SET EXERCISE:
Output each entry below as it stands, leaving out every picture.
*****
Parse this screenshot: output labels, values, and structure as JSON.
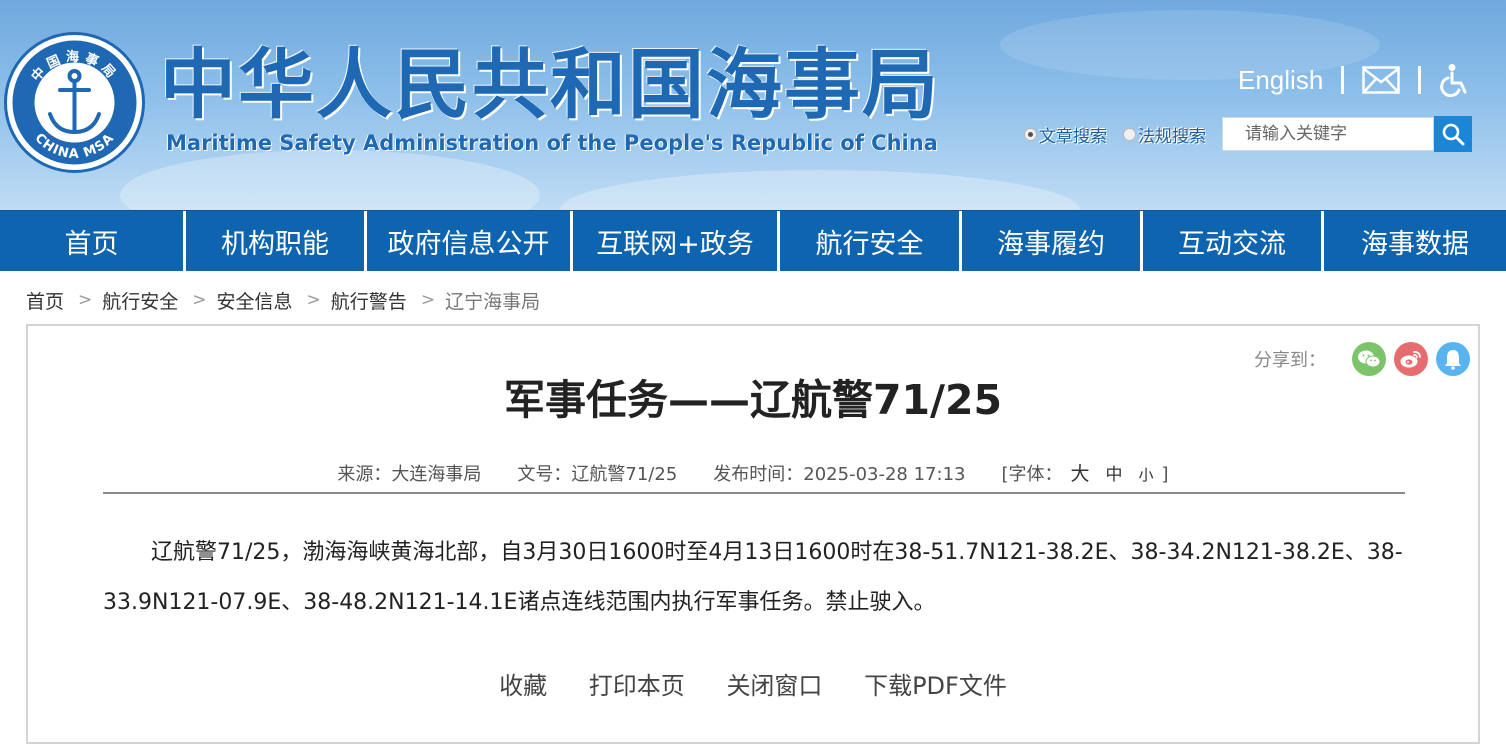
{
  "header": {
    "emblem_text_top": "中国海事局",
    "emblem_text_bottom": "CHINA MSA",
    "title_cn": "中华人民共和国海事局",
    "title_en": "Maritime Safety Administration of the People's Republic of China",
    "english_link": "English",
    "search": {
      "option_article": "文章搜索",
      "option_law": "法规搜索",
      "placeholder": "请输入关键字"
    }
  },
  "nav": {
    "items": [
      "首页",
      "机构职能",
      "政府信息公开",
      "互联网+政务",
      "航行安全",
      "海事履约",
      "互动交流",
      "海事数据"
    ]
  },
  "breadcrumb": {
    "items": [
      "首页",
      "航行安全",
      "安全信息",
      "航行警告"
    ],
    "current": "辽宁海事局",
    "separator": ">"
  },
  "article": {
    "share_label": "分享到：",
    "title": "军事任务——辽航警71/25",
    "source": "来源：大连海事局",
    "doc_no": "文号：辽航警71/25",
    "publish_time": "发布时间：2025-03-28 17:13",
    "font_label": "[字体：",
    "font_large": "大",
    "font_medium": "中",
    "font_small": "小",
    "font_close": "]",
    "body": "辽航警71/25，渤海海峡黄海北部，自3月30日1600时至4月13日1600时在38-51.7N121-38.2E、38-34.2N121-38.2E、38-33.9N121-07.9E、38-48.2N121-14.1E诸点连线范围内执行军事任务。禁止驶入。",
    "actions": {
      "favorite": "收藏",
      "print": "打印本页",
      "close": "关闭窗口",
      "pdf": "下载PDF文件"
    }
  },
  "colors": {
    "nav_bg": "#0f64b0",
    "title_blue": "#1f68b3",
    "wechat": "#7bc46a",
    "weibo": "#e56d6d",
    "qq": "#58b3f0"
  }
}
*****
EXERCISE RESPONSE:
Parse this screenshot: output labels, values, and structure as JSON.
{
  "header": {
    "emblem_text_top": "中国海事局",
    "emblem_text_bottom": "CHINA MSA",
    "title_cn": "中华人民共和国海事局",
    "title_en": "Maritime Safety Administration of the People's Republic of China",
    "english_link": "English",
    "search": {
      "option_article": "文章搜索",
      "option_law": "法规搜索",
      "placeholder": "请输入关键字"
    }
  },
  "nav": {
    "items": [
      "首页",
      "机构职能",
      "政府信息公开",
      "互联网+政务",
      "航行安全",
      "海事履约",
      "互动交流",
      "海事数据"
    ]
  },
  "breadcrumb": {
    "items": [
      "首页",
      "航行安全",
      "安全信息",
      "航行警告"
    ],
    "current": "辽宁海事局",
    "separator": ">"
  },
  "article": {
    "share_label": "分享到：",
    "title": "军事任务——辽航警71/25",
    "source": "来源：大连海事局",
    "doc_no": "文号：辽航警71/25",
    "publish_time": "发布时间：2025-03-28 17:13",
    "font_label": "[字体：",
    "font_large": "大",
    "font_medium": "中",
    "font_small": "小",
    "font_close": "]",
    "body": "辽航警71/25，渤海海峡黄海北部，自3月30日1600时至4月13日1600时在38-51.7N121-38.2E、38-34.2N121-38.2E、38-33.9N121-07.9E、38-48.2N121-14.1E诸点连线范围内执行军事任务。禁止驶入。",
    "actions": {
      "favorite": "收藏",
      "print": "打印本页",
      "close": "关闭窗口",
      "pdf": "下载PDF文件"
    }
  },
  "colors": {
    "nav_bg": "#0f64b0",
    "title_blue": "#1f68b3",
    "wechat": "#7bc46a",
    "weibo": "#e56d6d",
    "qq": "#58b3f0"
  }
}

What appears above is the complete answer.